> **Work instructions**
Copy out each line of the data holding "panel".

## begin The data

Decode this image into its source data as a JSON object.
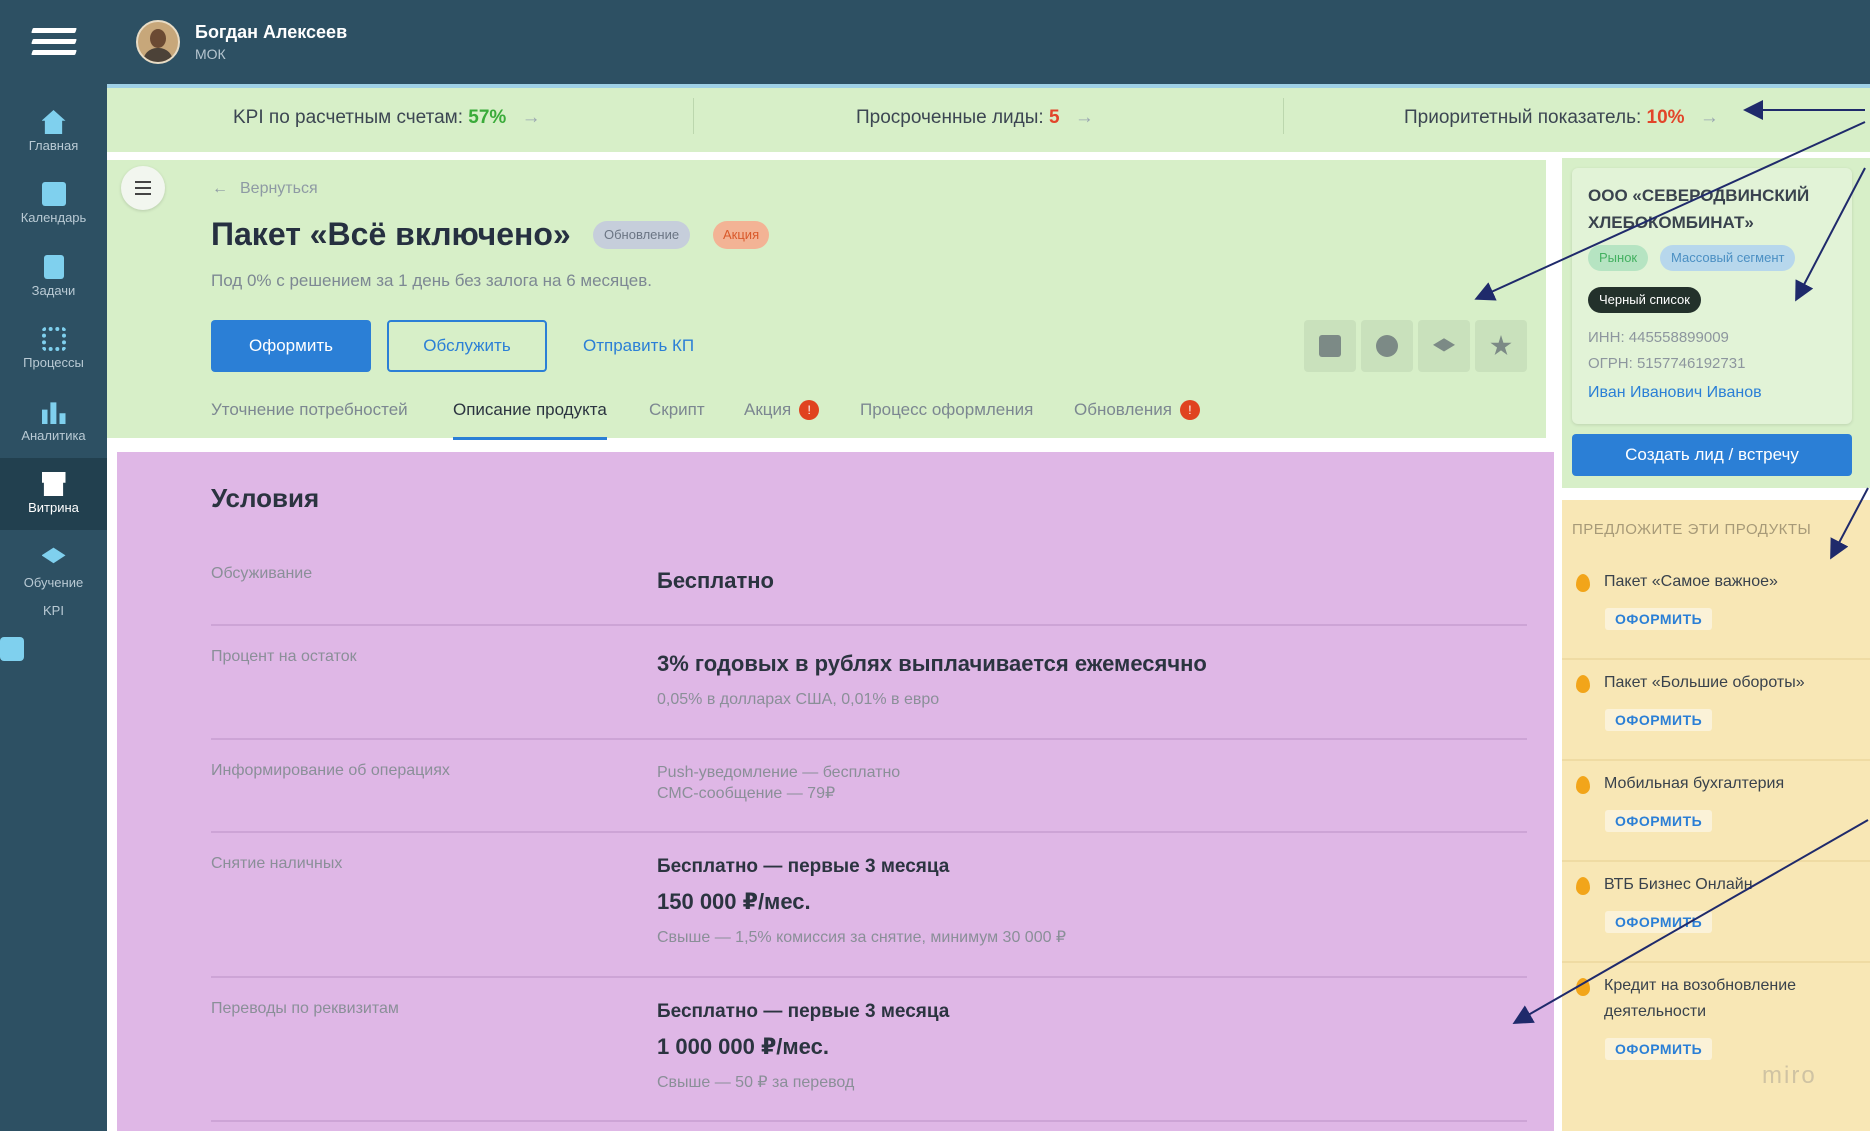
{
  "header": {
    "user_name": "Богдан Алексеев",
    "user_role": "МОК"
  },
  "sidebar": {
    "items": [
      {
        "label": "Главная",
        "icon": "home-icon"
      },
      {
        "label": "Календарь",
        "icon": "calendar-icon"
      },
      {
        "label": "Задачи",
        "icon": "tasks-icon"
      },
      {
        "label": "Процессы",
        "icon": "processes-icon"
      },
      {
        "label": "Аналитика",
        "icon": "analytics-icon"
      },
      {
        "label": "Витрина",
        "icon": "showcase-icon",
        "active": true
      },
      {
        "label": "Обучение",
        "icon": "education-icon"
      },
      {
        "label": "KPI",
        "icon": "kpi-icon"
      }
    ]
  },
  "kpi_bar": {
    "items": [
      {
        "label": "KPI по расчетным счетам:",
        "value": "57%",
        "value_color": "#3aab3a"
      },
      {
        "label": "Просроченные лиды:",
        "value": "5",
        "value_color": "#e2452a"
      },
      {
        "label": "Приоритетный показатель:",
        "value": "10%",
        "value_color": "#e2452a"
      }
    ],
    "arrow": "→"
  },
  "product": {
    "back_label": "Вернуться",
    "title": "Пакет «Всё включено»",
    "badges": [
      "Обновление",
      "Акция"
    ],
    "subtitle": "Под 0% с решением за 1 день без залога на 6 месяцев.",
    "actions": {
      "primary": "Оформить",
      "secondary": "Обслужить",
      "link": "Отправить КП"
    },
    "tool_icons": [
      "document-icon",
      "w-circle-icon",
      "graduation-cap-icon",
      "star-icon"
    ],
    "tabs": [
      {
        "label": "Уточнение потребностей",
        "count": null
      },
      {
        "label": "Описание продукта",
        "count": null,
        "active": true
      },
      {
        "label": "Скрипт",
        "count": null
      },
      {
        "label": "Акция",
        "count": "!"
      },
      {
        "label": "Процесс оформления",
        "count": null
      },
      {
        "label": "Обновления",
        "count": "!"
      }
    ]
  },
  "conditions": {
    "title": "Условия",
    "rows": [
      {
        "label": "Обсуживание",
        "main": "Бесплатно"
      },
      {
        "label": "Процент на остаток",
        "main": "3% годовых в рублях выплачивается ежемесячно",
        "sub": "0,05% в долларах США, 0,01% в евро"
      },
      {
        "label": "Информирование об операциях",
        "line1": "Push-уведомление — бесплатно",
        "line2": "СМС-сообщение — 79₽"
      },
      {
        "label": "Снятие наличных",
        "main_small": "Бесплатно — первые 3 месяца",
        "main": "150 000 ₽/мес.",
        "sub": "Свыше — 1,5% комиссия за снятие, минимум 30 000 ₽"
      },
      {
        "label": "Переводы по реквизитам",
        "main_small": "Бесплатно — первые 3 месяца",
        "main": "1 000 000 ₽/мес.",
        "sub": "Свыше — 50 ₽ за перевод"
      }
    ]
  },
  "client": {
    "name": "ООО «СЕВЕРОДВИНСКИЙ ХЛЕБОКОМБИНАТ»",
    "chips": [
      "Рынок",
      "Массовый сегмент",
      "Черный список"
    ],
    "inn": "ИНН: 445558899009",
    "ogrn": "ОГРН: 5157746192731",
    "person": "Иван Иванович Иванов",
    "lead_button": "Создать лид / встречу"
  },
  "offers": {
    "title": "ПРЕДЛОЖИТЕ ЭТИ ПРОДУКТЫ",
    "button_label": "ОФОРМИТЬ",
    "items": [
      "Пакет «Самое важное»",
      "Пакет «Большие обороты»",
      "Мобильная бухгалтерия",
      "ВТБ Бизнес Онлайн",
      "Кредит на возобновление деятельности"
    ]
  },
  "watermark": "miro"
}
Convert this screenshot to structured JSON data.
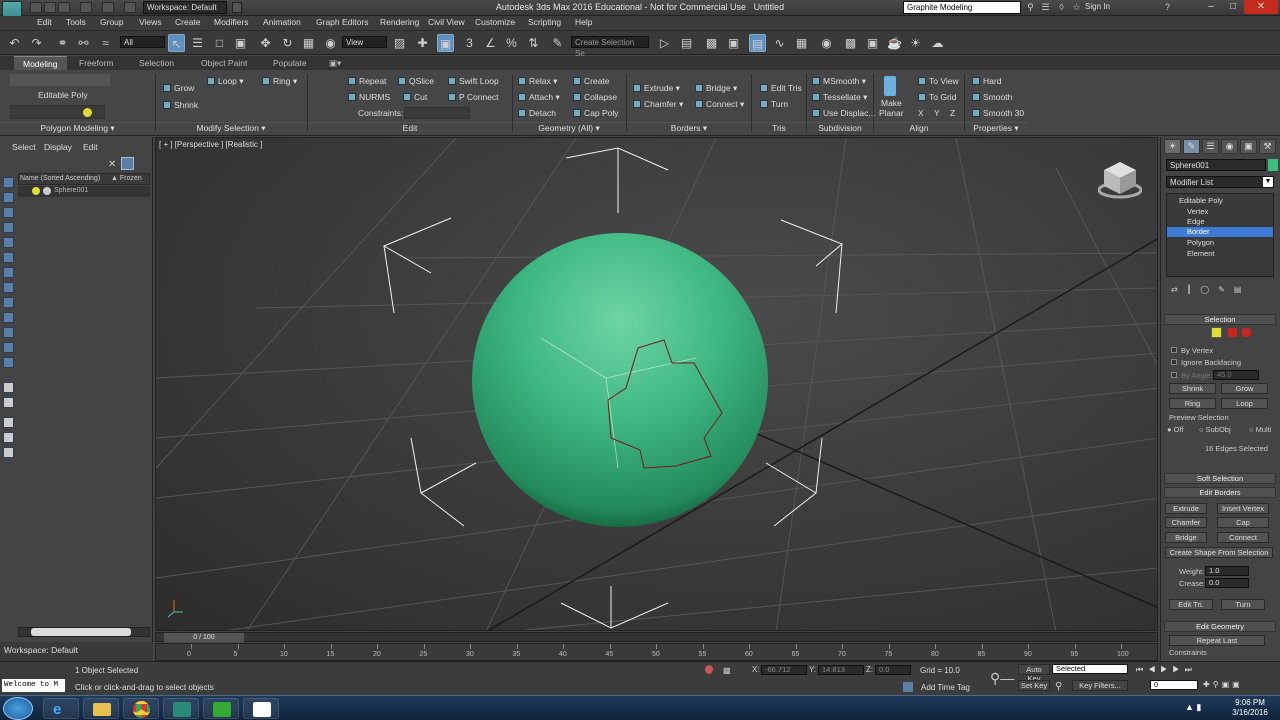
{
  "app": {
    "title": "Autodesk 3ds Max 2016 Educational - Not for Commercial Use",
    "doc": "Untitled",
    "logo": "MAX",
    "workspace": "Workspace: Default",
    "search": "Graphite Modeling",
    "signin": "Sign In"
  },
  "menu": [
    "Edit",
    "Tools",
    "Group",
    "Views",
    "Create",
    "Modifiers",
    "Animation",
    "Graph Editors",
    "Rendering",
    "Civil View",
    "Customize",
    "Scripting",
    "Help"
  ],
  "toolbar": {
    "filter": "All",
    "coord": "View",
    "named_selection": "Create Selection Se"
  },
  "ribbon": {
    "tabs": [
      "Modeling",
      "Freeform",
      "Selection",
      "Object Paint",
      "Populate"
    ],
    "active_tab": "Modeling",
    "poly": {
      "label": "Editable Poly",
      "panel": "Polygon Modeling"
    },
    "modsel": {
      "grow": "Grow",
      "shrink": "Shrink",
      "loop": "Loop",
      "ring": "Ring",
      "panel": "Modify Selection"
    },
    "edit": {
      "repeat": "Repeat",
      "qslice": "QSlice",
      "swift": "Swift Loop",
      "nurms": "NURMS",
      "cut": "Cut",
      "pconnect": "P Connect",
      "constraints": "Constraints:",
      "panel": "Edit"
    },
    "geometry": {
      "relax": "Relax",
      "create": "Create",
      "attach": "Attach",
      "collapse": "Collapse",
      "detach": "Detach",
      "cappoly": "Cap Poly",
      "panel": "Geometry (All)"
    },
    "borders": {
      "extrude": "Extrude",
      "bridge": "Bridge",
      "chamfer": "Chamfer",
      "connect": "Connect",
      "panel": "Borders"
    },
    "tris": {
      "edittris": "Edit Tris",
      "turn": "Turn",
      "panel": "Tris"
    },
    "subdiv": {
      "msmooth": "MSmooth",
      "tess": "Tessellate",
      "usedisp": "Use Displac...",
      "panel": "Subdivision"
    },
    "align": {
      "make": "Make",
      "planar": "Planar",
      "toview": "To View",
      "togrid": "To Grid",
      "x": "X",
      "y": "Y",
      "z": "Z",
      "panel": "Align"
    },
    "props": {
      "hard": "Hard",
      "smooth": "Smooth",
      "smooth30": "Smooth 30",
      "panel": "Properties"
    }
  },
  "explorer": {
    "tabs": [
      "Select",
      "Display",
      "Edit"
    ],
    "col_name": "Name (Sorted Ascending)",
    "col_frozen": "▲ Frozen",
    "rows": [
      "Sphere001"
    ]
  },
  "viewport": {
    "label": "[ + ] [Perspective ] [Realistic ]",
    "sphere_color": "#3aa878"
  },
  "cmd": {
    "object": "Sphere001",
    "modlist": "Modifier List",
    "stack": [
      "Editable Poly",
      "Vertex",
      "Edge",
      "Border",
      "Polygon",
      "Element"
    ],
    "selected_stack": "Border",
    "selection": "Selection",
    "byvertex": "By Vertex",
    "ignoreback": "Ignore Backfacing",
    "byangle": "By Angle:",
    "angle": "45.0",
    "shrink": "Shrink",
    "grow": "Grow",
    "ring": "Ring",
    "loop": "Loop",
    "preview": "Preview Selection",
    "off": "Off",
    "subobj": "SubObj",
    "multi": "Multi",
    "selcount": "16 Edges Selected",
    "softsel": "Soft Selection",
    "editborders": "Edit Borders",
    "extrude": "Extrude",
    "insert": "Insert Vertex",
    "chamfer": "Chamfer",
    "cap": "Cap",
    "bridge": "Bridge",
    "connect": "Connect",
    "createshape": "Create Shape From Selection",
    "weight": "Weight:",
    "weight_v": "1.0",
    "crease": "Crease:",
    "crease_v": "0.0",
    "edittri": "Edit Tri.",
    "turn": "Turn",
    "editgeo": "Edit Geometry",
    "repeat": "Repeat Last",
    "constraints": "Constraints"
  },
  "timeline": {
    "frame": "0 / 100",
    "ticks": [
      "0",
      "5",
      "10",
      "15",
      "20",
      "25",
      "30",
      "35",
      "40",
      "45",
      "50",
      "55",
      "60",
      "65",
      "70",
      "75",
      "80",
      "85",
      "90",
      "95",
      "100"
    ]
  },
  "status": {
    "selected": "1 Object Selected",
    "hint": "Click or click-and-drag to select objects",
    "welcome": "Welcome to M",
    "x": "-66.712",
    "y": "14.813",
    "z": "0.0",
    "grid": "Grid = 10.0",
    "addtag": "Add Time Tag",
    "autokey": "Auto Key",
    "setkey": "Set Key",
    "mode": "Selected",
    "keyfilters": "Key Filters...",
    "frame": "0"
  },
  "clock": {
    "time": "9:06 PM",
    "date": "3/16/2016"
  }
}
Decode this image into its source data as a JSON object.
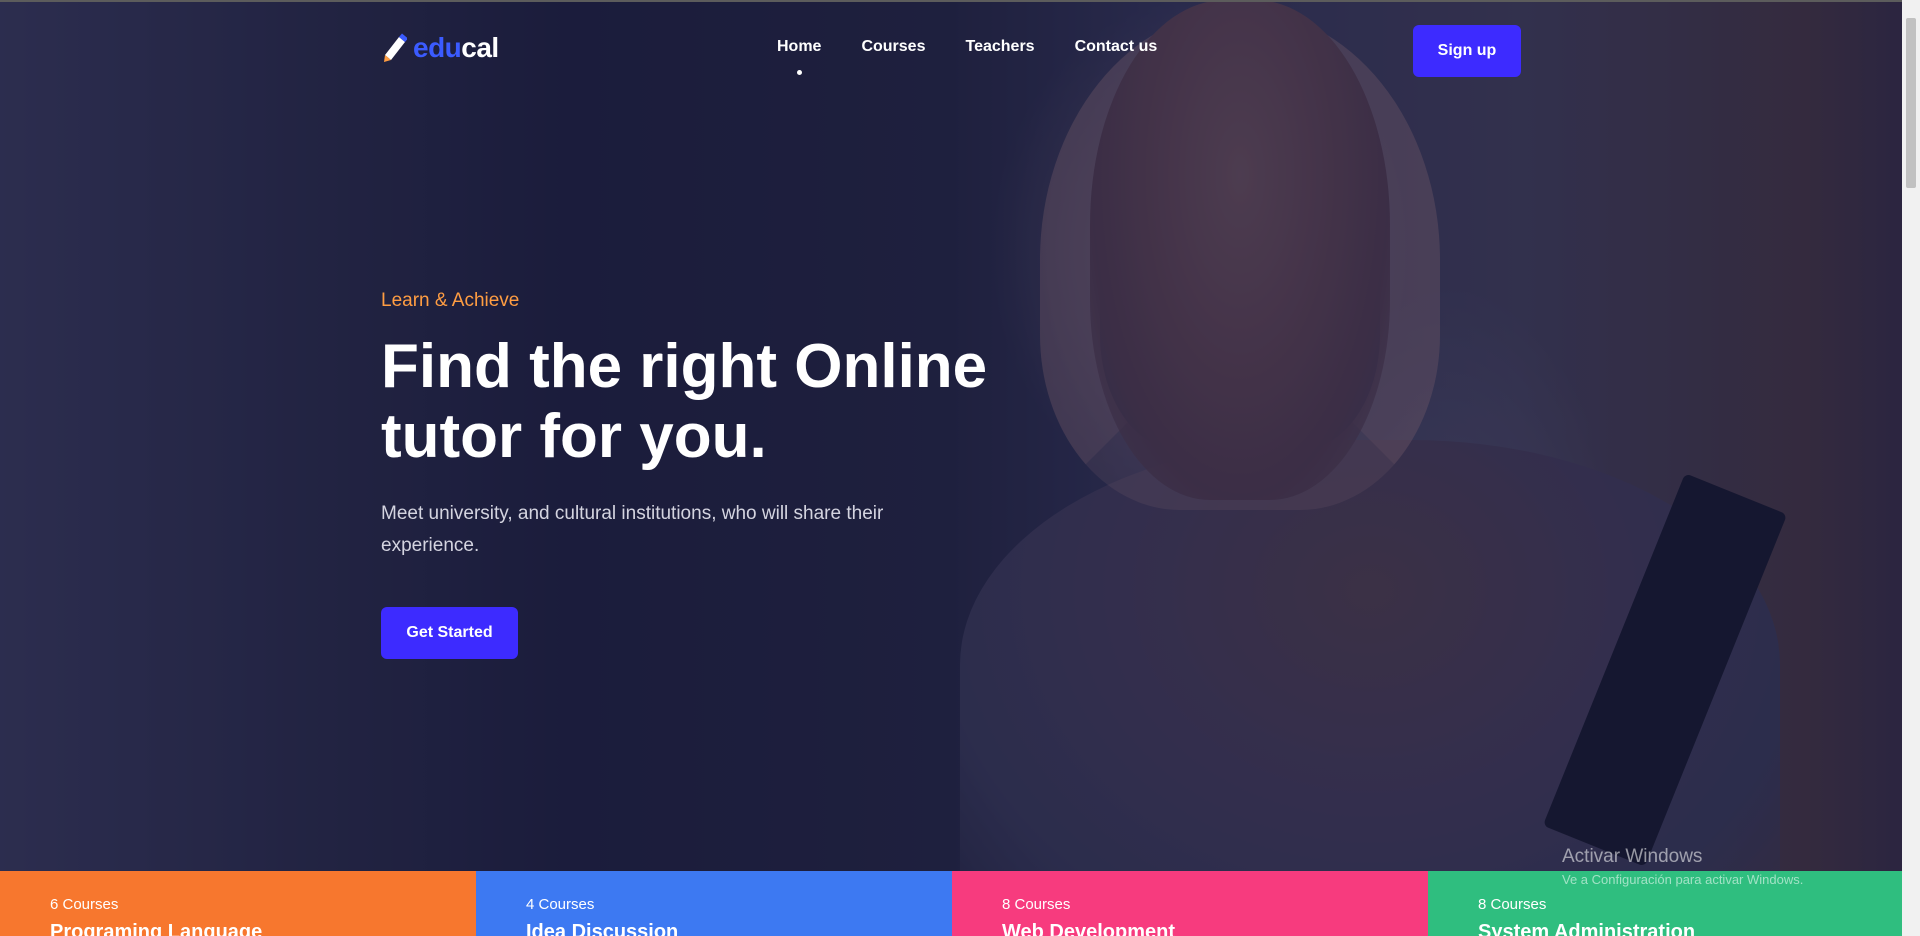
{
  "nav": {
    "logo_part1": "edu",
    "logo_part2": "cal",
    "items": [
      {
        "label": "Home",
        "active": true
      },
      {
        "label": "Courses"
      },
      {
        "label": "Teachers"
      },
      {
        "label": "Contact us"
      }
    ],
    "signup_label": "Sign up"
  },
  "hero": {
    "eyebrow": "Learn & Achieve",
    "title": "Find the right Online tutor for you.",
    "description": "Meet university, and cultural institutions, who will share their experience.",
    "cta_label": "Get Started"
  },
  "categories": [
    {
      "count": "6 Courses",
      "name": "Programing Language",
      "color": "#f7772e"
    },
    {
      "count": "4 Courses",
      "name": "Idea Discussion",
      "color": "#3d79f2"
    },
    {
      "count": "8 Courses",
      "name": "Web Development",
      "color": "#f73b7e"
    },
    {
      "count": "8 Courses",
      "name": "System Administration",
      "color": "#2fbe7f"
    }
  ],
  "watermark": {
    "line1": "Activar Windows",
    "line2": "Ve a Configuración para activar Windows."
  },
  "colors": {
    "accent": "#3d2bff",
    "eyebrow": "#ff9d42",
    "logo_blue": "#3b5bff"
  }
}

## end The data

> **Finished exercise**
      "panel": "Polygon Modeling"
      "panel": "Modify Selection"
      "panel": "Edit"
      "panel": "Geometry (All)"
      "panel": "Borders"
      "panel": "Tris"
      "panel": "Subdivision"
      "panel": "Align"
      "panel": "Properties"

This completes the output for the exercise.